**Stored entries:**
________
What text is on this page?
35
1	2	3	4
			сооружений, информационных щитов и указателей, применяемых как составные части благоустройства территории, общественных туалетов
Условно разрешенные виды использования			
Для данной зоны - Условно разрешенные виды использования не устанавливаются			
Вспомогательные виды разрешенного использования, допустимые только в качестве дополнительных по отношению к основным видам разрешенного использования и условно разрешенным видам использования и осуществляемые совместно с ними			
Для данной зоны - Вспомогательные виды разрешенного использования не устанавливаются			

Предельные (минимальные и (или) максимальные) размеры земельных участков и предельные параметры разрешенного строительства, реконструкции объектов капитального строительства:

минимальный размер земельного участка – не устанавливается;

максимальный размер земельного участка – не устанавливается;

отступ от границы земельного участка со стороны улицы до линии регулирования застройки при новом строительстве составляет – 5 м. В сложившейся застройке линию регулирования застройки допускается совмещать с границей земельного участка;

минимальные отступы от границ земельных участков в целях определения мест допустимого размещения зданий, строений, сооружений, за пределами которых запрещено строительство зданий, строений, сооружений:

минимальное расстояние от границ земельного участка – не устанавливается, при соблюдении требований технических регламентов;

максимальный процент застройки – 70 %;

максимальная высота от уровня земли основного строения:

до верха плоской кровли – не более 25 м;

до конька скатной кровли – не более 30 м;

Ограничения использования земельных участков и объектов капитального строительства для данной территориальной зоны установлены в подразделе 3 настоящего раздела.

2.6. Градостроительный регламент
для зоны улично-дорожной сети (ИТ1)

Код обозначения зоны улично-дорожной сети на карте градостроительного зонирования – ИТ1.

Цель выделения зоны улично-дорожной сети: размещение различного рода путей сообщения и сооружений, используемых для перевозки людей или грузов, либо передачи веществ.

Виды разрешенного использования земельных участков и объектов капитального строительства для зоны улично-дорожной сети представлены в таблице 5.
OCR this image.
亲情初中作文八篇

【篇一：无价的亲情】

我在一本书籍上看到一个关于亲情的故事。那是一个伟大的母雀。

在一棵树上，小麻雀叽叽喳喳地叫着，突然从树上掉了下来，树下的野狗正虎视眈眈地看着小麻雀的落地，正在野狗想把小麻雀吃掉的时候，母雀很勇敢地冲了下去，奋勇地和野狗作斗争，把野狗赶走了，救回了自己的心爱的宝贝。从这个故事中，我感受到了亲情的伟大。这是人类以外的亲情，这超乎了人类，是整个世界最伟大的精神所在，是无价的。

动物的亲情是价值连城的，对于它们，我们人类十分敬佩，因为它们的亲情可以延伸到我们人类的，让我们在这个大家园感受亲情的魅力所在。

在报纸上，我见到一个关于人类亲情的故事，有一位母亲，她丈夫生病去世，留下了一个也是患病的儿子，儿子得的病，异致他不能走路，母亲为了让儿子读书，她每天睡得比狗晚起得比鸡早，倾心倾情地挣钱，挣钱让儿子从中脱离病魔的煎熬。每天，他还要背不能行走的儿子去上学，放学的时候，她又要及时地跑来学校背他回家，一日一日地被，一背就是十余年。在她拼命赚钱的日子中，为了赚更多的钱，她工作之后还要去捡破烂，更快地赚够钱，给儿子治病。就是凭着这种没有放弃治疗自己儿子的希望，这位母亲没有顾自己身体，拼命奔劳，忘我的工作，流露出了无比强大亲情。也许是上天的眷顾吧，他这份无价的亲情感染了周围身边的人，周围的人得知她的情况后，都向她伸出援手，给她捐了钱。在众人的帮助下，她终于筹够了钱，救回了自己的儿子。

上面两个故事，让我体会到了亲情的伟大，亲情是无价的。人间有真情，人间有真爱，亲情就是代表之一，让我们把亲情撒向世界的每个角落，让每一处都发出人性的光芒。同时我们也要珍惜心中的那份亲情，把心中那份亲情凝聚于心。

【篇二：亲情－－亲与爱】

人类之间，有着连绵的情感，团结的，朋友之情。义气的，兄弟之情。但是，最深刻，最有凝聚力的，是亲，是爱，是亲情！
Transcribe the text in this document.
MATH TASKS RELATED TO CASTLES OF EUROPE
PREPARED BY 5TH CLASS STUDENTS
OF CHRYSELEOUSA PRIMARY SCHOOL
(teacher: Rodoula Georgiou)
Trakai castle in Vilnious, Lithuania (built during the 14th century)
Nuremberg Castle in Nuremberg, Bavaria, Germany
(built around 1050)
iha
________
**AIM:**
Your task is to gather all lines from the entries above that hold the word "built".

**REPLY:**
Trakai castle in Vilnious, Lithuania (built during the 14th century)
(built around 1050)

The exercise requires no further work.